Exercise details
Go through the listing below and list every line with "solution".
◆ ◆ ◆
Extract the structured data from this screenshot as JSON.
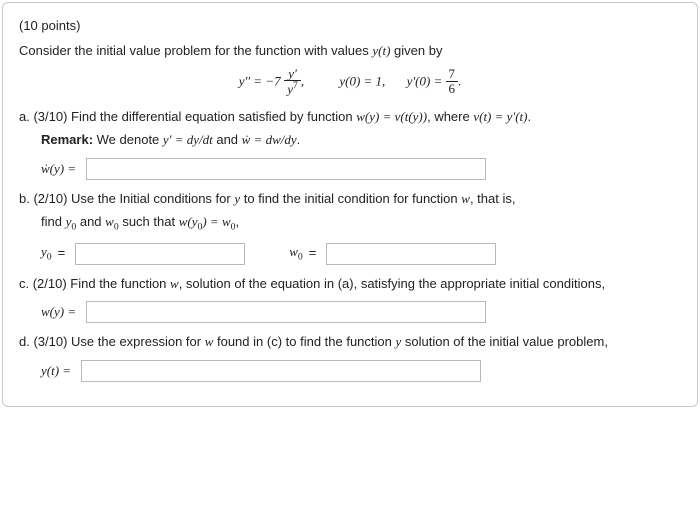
{
  "header": {
    "points": "(10 points)"
  },
  "intro": "Consider the initial value problem for the function with values ",
  "intro_tail": " given by",
  "eq": {
    "lhs": "y'' = −7",
    "num": "y'",
    "den_base": "y",
    "den_exp": "7",
    "comma": ",",
    "ic1": "y(0) = 1,",
    "ic2_lhs": "y'(0) = ",
    "ic2_num": "7",
    "ic2_den": "6",
    "ic2_tail": "."
  },
  "parts": {
    "a": {
      "prefix": "a.  (3/10) Find the differential equation satisfied by function ",
      "mid1": "w(y) = v(t(y))",
      "mid2": ", where ",
      "mid3": "v(t) = y'(t)",
      "mid4": ".",
      "remark_label": "Remark:",
      "remark_text": " We denote ",
      "remark_eq1": "y' = dy/dt",
      "remark_and": " and ",
      "remark_eq2": "ẇ = dw/dy",
      "remark_tail": ".",
      "field_label": "ẇ(y) ="
    },
    "b": {
      "prefix": "b.  (2/10) Use the Initial conditions for ",
      "var_y": "y",
      "mid1": " to find the initial condition for function ",
      "var_w": "w",
      "mid2": ", that is,",
      "line2a": "find ",
      "y0": "y",
      "line2b": " and ",
      "w0": "w",
      "line2c": " such that ",
      "eq": "w(y",
      "eq2": ") = w",
      "eq3": ",",
      "field1": "y",
      "field1_eq": " =",
      "field2": "w",
      "field2_eq": " ="
    },
    "c": {
      "prefix": "c.  (2/10) Find the function ",
      "var_w": "w",
      "mid": ", solution of the equation in (a), satisfying the appropriate initial conditions,",
      "field_label": "w(y) ="
    },
    "d": {
      "prefix": "d.  (3/10) Use the expression for ",
      "var_w": "w",
      "mid1": " found in (c) to find the function ",
      "var_y": "y",
      "mid2": " solution of the initial value problem,",
      "field_label": "y(t) ="
    }
  }
}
◆ ◆ ◆
Response to the task
      "mid": ", solution of the equation in (a), satisfying the appropriate initial conditions,",
      "mid2": " solution of the initial value problem,",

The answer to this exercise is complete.